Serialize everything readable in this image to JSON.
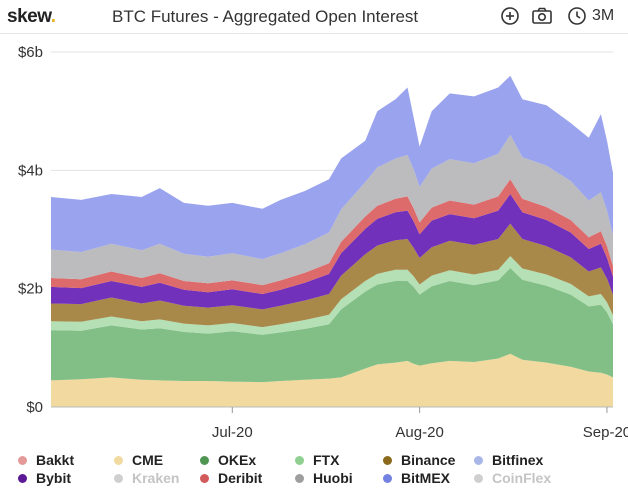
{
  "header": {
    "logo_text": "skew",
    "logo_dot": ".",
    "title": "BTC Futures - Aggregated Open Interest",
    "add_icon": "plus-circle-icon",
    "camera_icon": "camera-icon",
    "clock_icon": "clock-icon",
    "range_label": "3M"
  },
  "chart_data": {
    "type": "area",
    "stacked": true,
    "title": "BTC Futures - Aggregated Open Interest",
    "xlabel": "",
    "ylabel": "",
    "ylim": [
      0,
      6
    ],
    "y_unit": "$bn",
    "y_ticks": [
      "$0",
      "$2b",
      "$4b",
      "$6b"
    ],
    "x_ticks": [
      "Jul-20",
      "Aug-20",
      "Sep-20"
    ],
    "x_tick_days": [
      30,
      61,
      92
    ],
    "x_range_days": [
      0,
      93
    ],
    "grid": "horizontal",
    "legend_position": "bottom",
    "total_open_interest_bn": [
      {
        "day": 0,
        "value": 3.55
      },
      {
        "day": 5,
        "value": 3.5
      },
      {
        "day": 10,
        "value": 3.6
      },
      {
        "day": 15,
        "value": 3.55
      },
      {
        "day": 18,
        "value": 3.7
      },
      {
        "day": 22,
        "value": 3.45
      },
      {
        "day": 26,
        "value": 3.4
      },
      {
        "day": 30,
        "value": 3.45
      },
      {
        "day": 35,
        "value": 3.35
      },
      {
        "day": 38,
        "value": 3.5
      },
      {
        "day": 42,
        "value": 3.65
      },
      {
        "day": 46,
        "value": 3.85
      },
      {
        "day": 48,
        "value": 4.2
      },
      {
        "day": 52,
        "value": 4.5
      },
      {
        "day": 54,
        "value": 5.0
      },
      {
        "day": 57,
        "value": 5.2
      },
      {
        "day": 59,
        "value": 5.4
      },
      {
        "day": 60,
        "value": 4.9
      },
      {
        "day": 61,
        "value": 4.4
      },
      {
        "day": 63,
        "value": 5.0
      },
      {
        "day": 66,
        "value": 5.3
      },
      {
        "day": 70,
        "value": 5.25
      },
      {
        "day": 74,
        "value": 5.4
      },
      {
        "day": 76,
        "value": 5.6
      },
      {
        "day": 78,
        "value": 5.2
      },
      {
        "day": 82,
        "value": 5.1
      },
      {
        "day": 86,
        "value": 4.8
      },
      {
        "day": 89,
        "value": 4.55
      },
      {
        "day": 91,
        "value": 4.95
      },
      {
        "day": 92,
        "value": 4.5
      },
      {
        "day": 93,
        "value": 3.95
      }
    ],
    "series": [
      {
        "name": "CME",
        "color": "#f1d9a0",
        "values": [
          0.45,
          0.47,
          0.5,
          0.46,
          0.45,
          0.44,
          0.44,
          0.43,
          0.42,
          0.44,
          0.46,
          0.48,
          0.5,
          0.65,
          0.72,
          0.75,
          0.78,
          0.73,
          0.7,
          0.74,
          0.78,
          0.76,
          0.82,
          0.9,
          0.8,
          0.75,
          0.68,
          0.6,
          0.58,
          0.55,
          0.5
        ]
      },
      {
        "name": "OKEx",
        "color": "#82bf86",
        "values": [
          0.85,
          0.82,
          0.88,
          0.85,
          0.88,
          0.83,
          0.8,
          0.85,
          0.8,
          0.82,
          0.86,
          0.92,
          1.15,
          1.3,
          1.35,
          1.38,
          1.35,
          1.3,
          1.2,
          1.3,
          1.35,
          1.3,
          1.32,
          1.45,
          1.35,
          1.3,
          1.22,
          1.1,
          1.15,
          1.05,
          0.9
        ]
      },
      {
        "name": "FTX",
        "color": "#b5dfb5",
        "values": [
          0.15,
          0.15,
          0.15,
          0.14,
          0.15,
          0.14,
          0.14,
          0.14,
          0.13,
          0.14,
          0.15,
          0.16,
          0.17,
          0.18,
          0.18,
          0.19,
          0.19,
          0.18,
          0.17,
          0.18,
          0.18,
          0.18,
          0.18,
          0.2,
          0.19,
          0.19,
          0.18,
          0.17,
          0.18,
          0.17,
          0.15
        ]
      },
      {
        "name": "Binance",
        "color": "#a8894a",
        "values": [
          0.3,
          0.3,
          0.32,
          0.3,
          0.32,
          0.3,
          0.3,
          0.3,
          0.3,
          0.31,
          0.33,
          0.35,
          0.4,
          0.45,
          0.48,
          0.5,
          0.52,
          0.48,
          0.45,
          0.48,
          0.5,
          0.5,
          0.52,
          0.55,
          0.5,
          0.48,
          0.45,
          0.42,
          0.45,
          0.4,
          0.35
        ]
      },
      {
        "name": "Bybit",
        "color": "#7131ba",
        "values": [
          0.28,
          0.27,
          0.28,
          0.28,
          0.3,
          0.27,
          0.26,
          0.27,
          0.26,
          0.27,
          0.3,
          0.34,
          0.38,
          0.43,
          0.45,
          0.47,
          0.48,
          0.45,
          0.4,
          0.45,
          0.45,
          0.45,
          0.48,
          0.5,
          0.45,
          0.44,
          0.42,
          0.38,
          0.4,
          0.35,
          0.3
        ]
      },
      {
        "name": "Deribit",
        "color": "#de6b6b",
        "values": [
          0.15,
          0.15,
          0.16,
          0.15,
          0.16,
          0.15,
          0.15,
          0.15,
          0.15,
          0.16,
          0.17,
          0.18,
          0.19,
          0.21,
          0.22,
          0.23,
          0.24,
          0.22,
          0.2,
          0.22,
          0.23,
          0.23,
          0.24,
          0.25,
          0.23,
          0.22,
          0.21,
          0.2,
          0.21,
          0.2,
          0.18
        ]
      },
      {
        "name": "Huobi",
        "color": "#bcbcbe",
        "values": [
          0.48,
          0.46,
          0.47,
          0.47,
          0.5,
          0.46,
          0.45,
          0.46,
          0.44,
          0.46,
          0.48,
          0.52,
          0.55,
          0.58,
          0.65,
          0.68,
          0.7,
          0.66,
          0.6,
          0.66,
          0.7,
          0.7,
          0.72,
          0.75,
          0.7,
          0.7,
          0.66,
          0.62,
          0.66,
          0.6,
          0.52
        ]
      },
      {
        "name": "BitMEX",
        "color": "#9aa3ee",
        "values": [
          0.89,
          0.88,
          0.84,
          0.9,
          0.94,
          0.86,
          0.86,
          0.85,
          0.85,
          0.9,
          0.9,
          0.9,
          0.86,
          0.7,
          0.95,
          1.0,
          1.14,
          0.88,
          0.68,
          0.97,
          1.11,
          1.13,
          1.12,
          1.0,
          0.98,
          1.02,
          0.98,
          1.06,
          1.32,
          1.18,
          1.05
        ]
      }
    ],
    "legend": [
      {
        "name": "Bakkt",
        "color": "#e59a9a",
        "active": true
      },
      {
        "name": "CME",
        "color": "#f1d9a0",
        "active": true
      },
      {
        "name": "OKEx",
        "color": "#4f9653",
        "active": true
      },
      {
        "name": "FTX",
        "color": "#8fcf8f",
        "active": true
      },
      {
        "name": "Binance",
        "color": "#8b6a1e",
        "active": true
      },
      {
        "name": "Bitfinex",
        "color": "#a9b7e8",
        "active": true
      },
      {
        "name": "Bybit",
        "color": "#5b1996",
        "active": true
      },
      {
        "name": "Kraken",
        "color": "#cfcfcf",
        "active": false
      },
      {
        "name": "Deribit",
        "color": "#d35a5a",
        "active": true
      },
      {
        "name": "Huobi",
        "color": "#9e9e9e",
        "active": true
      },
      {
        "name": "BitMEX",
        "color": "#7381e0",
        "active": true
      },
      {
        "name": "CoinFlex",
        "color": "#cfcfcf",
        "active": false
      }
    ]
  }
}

Short exercise: Omit each picture, then return all of the listing exactly as it stands.

Complete response:
Serialize everything readable in this image to JSON.
{
  "header": {
    "logo_text": "skew",
    "logo_dot": ".",
    "title": "BTC Futures - Aggregated Open Interest",
    "add_icon": "plus-circle-icon",
    "camera_icon": "camera-icon",
    "clock_icon": "clock-icon",
    "range_label": "3M"
  },
  "chart_data": {
    "type": "area",
    "stacked": true,
    "title": "BTC Futures - Aggregated Open Interest",
    "xlabel": "",
    "ylabel": "",
    "ylim": [
      0,
      6
    ],
    "y_unit": "$bn",
    "y_ticks": [
      "$0",
      "$2b",
      "$4b",
      "$6b"
    ],
    "x_ticks": [
      "Jul-20",
      "Aug-20",
      "Sep-20"
    ],
    "x_tick_days": [
      30,
      61,
      92
    ],
    "x_range_days": [
      0,
      93
    ],
    "grid": "horizontal",
    "legend_position": "bottom",
    "total_open_interest_bn": [
      {
        "day": 0,
        "value": 3.55
      },
      {
        "day": 5,
        "value": 3.5
      },
      {
        "day": 10,
        "value": 3.6
      },
      {
        "day": 15,
        "value": 3.55
      },
      {
        "day": 18,
        "value": 3.7
      },
      {
        "day": 22,
        "value": 3.45
      },
      {
        "day": 26,
        "value": 3.4
      },
      {
        "day": 30,
        "value": 3.45
      },
      {
        "day": 35,
        "value": 3.35
      },
      {
        "day": 38,
        "value": 3.5
      },
      {
        "day": 42,
        "value": 3.65
      },
      {
        "day": 46,
        "value": 3.85
      },
      {
        "day": 48,
        "value": 4.2
      },
      {
        "day": 52,
        "value": 4.5
      },
      {
        "day": 54,
        "value": 5.0
      },
      {
        "day": 57,
        "value": 5.2
      },
      {
        "day": 59,
        "value": 5.4
      },
      {
        "day": 60,
        "value": 4.9
      },
      {
        "day": 61,
        "value": 4.4
      },
      {
        "day": 63,
        "value": 5.0
      },
      {
        "day": 66,
        "value": 5.3
      },
      {
        "day": 70,
        "value": 5.25
      },
      {
        "day": 74,
        "value": 5.4
      },
      {
        "day": 76,
        "value": 5.6
      },
      {
        "day": 78,
        "value": 5.2
      },
      {
        "day": 82,
        "value": 5.1
      },
      {
        "day": 86,
        "value": 4.8
      },
      {
        "day": 89,
        "value": 4.55
      },
      {
        "day": 91,
        "value": 4.95
      },
      {
        "day": 92,
        "value": 4.5
      },
      {
        "day": 93,
        "value": 3.95
      }
    ],
    "series": [
      {
        "name": "CME",
        "color": "#f1d9a0",
        "values": [
          0.45,
          0.47,
          0.5,
          0.46,
          0.45,
          0.44,
          0.44,
          0.43,
          0.42,
          0.44,
          0.46,
          0.48,
          0.5,
          0.65,
          0.72,
          0.75,
          0.78,
          0.73,
          0.7,
          0.74,
          0.78,
          0.76,
          0.82,
          0.9,
          0.8,
          0.75,
          0.68,
          0.6,
          0.58,
          0.55,
          0.5
        ]
      },
      {
        "name": "OKEx",
        "color": "#82bf86",
        "values": [
          0.85,
          0.82,
          0.88,
          0.85,
          0.88,
          0.83,
          0.8,
          0.85,
          0.8,
          0.82,
          0.86,
          0.92,
          1.15,
          1.3,
          1.35,
          1.38,
          1.35,
          1.3,
          1.2,
          1.3,
          1.35,
          1.3,
          1.32,
          1.45,
          1.35,
          1.3,
          1.22,
          1.1,
          1.15,
          1.05,
          0.9
        ]
      },
      {
        "name": "FTX",
        "color": "#b5dfb5",
        "values": [
          0.15,
          0.15,
          0.15,
          0.14,
          0.15,
          0.14,
          0.14,
          0.14,
          0.13,
          0.14,
          0.15,
          0.16,
          0.17,
          0.18,
          0.18,
          0.19,
          0.19,
          0.18,
          0.17,
          0.18,
          0.18,
          0.18,
          0.18,
          0.2,
          0.19,
          0.19,
          0.18,
          0.17,
          0.18,
          0.17,
          0.15
        ]
      },
      {
        "name": "Binance",
        "color": "#a8894a",
        "values": [
          0.3,
          0.3,
          0.32,
          0.3,
          0.32,
          0.3,
          0.3,
          0.3,
          0.3,
          0.31,
          0.33,
          0.35,
          0.4,
          0.45,
          0.48,
          0.5,
          0.52,
          0.48,
          0.45,
          0.48,
          0.5,
          0.5,
          0.52,
          0.55,
          0.5,
          0.48,
          0.45,
          0.42,
          0.45,
          0.4,
          0.35
        ]
      },
      {
        "name": "Bybit",
        "color": "#7131ba",
        "values": [
          0.28,
          0.27,
          0.28,
          0.28,
          0.3,
          0.27,
          0.26,
          0.27,
          0.26,
          0.27,
          0.3,
          0.34,
          0.38,
          0.43,
          0.45,
          0.47,
          0.48,
          0.45,
          0.4,
          0.45,
          0.45,
          0.45,
          0.48,
          0.5,
          0.45,
          0.44,
          0.42,
          0.38,
          0.4,
          0.35,
          0.3
        ]
      },
      {
        "name": "Deribit",
        "color": "#de6b6b",
        "values": [
          0.15,
          0.15,
          0.16,
          0.15,
          0.16,
          0.15,
          0.15,
          0.15,
          0.15,
          0.16,
          0.17,
          0.18,
          0.19,
          0.21,
          0.22,
          0.23,
          0.24,
          0.22,
          0.2,
          0.22,
          0.23,
          0.23,
          0.24,
          0.25,
          0.23,
          0.22,
          0.21,
          0.2,
          0.21,
          0.2,
          0.18
        ]
      },
      {
        "name": "Huobi",
        "color": "#bcbcbe",
        "values": [
          0.48,
          0.46,
          0.47,
          0.47,
          0.5,
          0.46,
          0.45,
          0.46,
          0.44,
          0.46,
          0.48,
          0.52,
          0.55,
          0.58,
          0.65,
          0.68,
          0.7,
          0.66,
          0.6,
          0.66,
          0.7,
          0.7,
          0.72,
          0.75,
          0.7,
          0.7,
          0.66,
          0.62,
          0.66,
          0.6,
          0.52
        ]
      },
      {
        "name": "BitMEX",
        "color": "#9aa3ee",
        "values": [
          0.89,
          0.88,
          0.84,
          0.9,
          0.94,
          0.86,
          0.86,
          0.85,
          0.85,
          0.9,
          0.9,
          0.9,
          0.86,
          0.7,
          0.95,
          1.0,
          1.14,
          0.88,
          0.68,
          0.97,
          1.11,
          1.13,
          1.12,
          1.0,
          0.98,
          1.02,
          0.98,
          1.06,
          1.32,
          1.18,
          1.05
        ]
      }
    ],
    "legend": [
      {
        "name": "Bakkt",
        "color": "#e59a9a",
        "active": true
      },
      {
        "name": "CME",
        "color": "#f1d9a0",
        "active": true
      },
      {
        "name": "OKEx",
        "color": "#4f9653",
        "active": true
      },
      {
        "name": "FTX",
        "color": "#8fcf8f",
        "active": true
      },
      {
        "name": "Binance",
        "color": "#8b6a1e",
        "active": true
      },
      {
        "name": "Bitfinex",
        "color": "#a9b7e8",
        "active": true
      },
      {
        "name": "Bybit",
        "color": "#5b1996",
        "active": true
      },
      {
        "name": "Kraken",
        "color": "#cfcfcf",
        "active": false
      },
      {
        "name": "Deribit",
        "color": "#d35a5a",
        "active": true
      },
      {
        "name": "Huobi",
        "color": "#9e9e9e",
        "active": true
      },
      {
        "name": "BitMEX",
        "color": "#7381e0",
        "active": true
      },
      {
        "name": "CoinFlex",
        "color": "#cfcfcf",
        "active": false
      }
    ]
  }
}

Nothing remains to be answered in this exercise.